>>>>>
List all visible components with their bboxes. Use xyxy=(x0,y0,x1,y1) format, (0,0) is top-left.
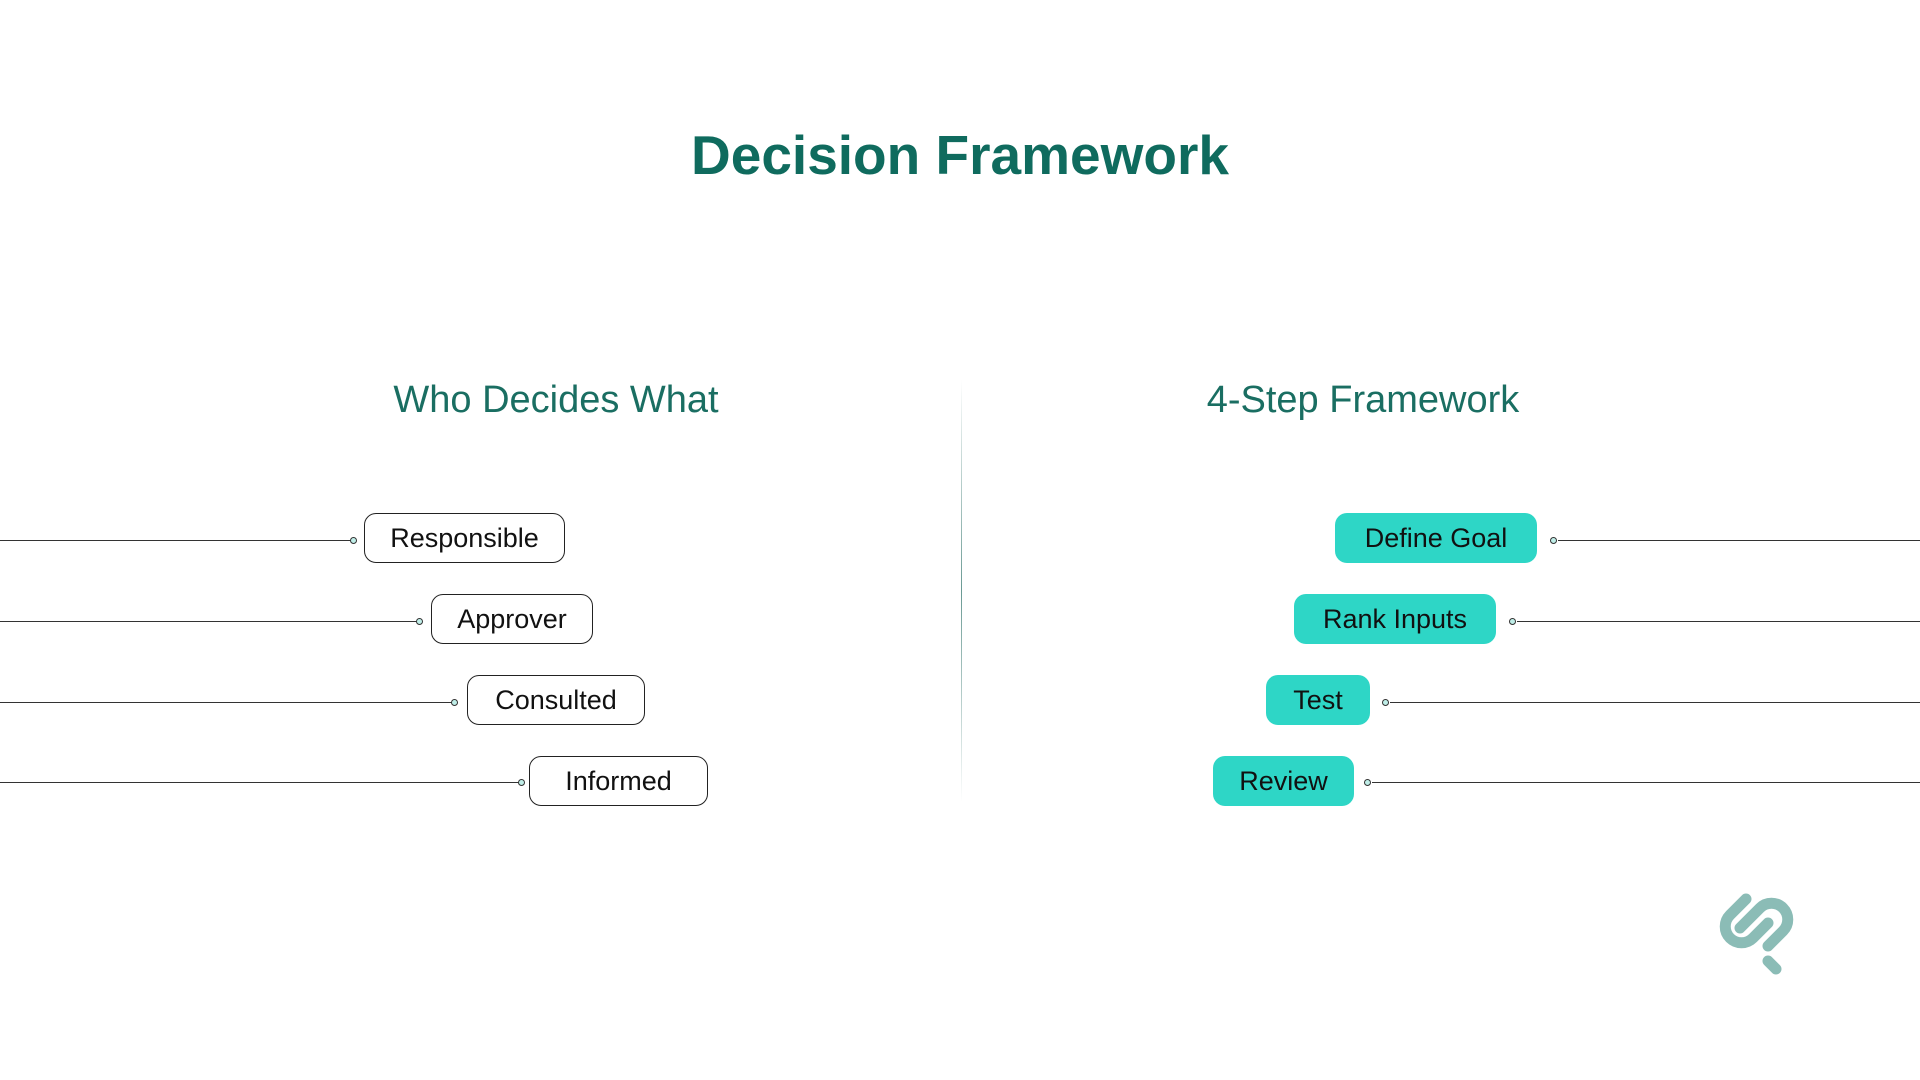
role: approver xyxy=(0,594,593,644)
step: test xyxy=(1266,675,1920,725)
panel: steps: Define Goal xyxy=(1365,522,1507,552)
heading: who decides what: Who Decides What xyxy=(393,379,719,421)
panel: roles: Informed xyxy=(565,766,672,796)
step: rank inputs xyxy=(1294,594,1920,644)
divider xyxy=(961,380,962,802)
panel: roles: Responsible xyxy=(390,522,539,552)
heading: 4-step framework: 4-Step Framework xyxy=(1207,379,1519,421)
role: consulted xyxy=(0,675,645,725)
panel: steps xyxy=(1213,513,1920,806)
panel: steps: Test xyxy=(1293,684,1343,714)
panel: roles: Consulted xyxy=(495,684,617,714)
panel: steps: Rank Inputs xyxy=(1323,604,1467,634)
panel: roles: Approver xyxy=(457,604,567,634)
title: Decision Framework xyxy=(691,124,1229,186)
step: define goal xyxy=(1335,513,1920,563)
panel: steps: Review xyxy=(1239,766,1328,796)
panel: roles xyxy=(0,513,708,806)
role: informed xyxy=(0,756,708,806)
icon: logo xyxy=(1720,894,1794,974)
role: responsible xyxy=(0,513,565,563)
step: review xyxy=(1213,756,1920,806)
<<<<<
**PROBLEM DETAILS:**
Copy the data above line for line, leaving out the picture.

**SOLUTION TO THE PROBLEM:**
List all visible components with their bboxes. Use xyxy=(x0,y0,x1,y1) format, (0,0) is top-left.
role: approver xyxy=(0,594,593,644)
step: test xyxy=(1266,675,1920,725)
panel: steps: Define Goal xyxy=(1365,522,1507,552)
heading: who decides what: Who Decides What xyxy=(393,379,719,421)
panel: roles: Informed xyxy=(565,766,672,796)
step: rank inputs xyxy=(1294,594,1920,644)
divider xyxy=(961,380,962,802)
panel: roles: Responsible xyxy=(390,522,539,552)
heading: 4-step framework: 4-Step Framework xyxy=(1207,379,1519,421)
role: consulted xyxy=(0,675,645,725)
panel: steps xyxy=(1213,513,1920,806)
panel: steps: Test xyxy=(1293,684,1343,714)
panel: roles: Consulted xyxy=(495,684,617,714)
panel: steps: Rank Inputs xyxy=(1323,604,1467,634)
panel: roles: Approver xyxy=(457,604,567,634)
title: Decision Framework xyxy=(691,124,1229,186)
step: define goal xyxy=(1335,513,1920,563)
panel: steps: Review xyxy=(1239,766,1328,796)
panel: roles xyxy=(0,513,708,806)
role: informed xyxy=(0,756,708,806)
icon: logo xyxy=(1720,894,1794,974)
role: responsible xyxy=(0,513,565,563)
step: review xyxy=(1213,756,1920,806)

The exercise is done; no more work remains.